━━ Information provided

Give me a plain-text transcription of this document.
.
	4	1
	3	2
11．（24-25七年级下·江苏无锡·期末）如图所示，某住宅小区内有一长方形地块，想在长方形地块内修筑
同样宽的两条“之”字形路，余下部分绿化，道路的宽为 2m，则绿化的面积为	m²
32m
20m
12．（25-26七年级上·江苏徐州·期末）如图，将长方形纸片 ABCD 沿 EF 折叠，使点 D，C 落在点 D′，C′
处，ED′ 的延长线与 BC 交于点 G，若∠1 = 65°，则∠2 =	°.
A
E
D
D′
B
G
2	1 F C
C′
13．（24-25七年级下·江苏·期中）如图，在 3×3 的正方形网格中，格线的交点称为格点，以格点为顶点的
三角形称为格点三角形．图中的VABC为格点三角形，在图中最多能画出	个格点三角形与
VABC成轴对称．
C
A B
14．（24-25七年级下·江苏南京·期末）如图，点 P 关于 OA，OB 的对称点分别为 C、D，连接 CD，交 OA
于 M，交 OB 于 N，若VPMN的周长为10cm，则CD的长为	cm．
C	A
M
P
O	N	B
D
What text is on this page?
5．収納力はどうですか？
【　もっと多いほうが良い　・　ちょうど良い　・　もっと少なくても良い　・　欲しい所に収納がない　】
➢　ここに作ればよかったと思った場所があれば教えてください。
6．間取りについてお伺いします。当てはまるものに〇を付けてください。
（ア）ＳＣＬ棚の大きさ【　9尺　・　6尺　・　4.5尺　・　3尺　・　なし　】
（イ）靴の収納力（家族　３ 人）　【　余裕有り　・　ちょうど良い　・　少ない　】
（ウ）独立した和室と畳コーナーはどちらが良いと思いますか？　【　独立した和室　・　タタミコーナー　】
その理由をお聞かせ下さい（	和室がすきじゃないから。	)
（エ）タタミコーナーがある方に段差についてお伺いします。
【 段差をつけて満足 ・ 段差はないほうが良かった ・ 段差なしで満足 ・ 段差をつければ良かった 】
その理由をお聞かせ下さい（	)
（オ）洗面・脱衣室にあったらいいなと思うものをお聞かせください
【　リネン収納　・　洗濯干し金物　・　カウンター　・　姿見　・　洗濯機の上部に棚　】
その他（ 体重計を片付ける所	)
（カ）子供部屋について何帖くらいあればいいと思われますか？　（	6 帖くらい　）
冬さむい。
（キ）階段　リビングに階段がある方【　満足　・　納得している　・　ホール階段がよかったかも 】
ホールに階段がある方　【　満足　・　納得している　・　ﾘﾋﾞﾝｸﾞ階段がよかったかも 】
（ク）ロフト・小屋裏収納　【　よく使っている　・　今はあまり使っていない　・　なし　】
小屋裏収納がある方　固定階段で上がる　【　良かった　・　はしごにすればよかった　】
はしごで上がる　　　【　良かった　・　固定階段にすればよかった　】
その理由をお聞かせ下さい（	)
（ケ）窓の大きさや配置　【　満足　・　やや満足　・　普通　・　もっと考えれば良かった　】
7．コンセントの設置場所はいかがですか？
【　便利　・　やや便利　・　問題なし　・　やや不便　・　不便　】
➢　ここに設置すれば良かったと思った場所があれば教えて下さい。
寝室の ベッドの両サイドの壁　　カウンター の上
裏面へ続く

━━━━

What to do: Take the records above and return them exactly as written.

Complete output:
Give me a plain-text transcription of this document.
.
	4	1
	3	2
11．（24-25七年级下·江苏无锡·期末）如图所示，某住宅小区内有一长方形地块，想在长方形地块内修筑
同样宽的两条“之”字形路，余下部分绿化，道路的宽为 2m，则绿化的面积为	m²
32m
20m
12．（25-26七年级上·江苏徐州·期末）如图，将长方形纸片 ABCD 沿 EF 折叠，使点 D，C 落在点 D′，C′
处，ED′ 的延长线与 BC 交于点 G，若∠1 = 65°，则∠2 =	°.
A
E
D
D′
B
G
2	1 F C
C′
13．（24-25七年级下·江苏·期中）如图，在 3×3 的正方形网格中，格线的交点称为格点，以格点为顶点的
三角形称为格点三角形．图中的VABC为格点三角形，在图中最多能画出	个格点三角形与
VABC成轴对称．
C
A B
14．（24-25七年级下·江苏南京·期末）如图，点 P 关于 OA，OB 的对称点分别为 C、D，连接 CD，交 OA
于 M，交 OB 于 N，若VPMN的周长为10cm，则CD的长为	cm．
C	A
M
P
O	N	B
D
What text is on this page?
5．収納力はどうですか？
【　もっと多いほうが良い　・　ちょうど良い　・　もっと少なくても良い　・　欲しい所に収納がない　】
➢　ここに作ればよかったと思った場所があれば教えてください。
6．間取りについてお伺いします。当てはまるものに〇を付けてください。
（ア）ＳＣＬ棚の大きさ【　9尺　・　6尺　・　4.5尺　・　3尺　・　なし　】
（イ）靴の収納力（家族　３ 人）　【　余裕有り　・　ちょうど良い　・　少ない　】
（ウ）独立した和室と畳コーナーはどちらが良いと思いますか？　【　独立した和室　・　タタミコーナー　】
その理由をお聞かせ下さい（	和室がすきじゃないから。	)
（エ）タタミコーナーがある方に段差についてお伺いします。
【 段差をつけて満足 ・ 段差はないほうが良かった ・ 段差なしで満足 ・ 段差をつければ良かった 】
その理由をお聞かせ下さい（	)
（オ）洗面・脱衣室にあったらいいなと思うものをお聞かせください
【　リネン収納　・　洗濯干し金物　・　カウンター　・　姿見　・　洗濯機の上部に棚　】
その他（ 体重計を片付ける所	)
（カ）子供部屋について何帖くらいあればいいと思われますか？　（	6 帖くらい　）
冬さむい。
（キ）階段　リビングに階段がある方【　満足　・　納得している　・　ホール階段がよかったかも 】
ホールに階段がある方　【　満足　・　納得している　・　ﾘﾋﾞﾝｸﾞ階段がよかったかも 】
（ク）ロフト・小屋裏収納　【　よく使っている　・　今はあまり使っていない　・　なし　】
小屋裏収納がある方　固定階段で上がる　【　良かった　・　はしごにすればよかった　】
はしごで上がる　　　【　良かった　・　固定階段にすればよかった　】
その理由をお聞かせ下さい（	)
（ケ）窓の大きさや配置　【　満足　・　やや満足　・　普通　・　もっと考えれば良かった　】
7．コンセントの設置場所はいかがですか？
【　便利　・　やや便利　・　問題なし　・　やや不便　・　不便　】
➢　ここに設置すれば良かったと思った場所があれば教えて下さい。
寝室の ベッドの両サイドの壁　　カウンター の上
裏面へ続く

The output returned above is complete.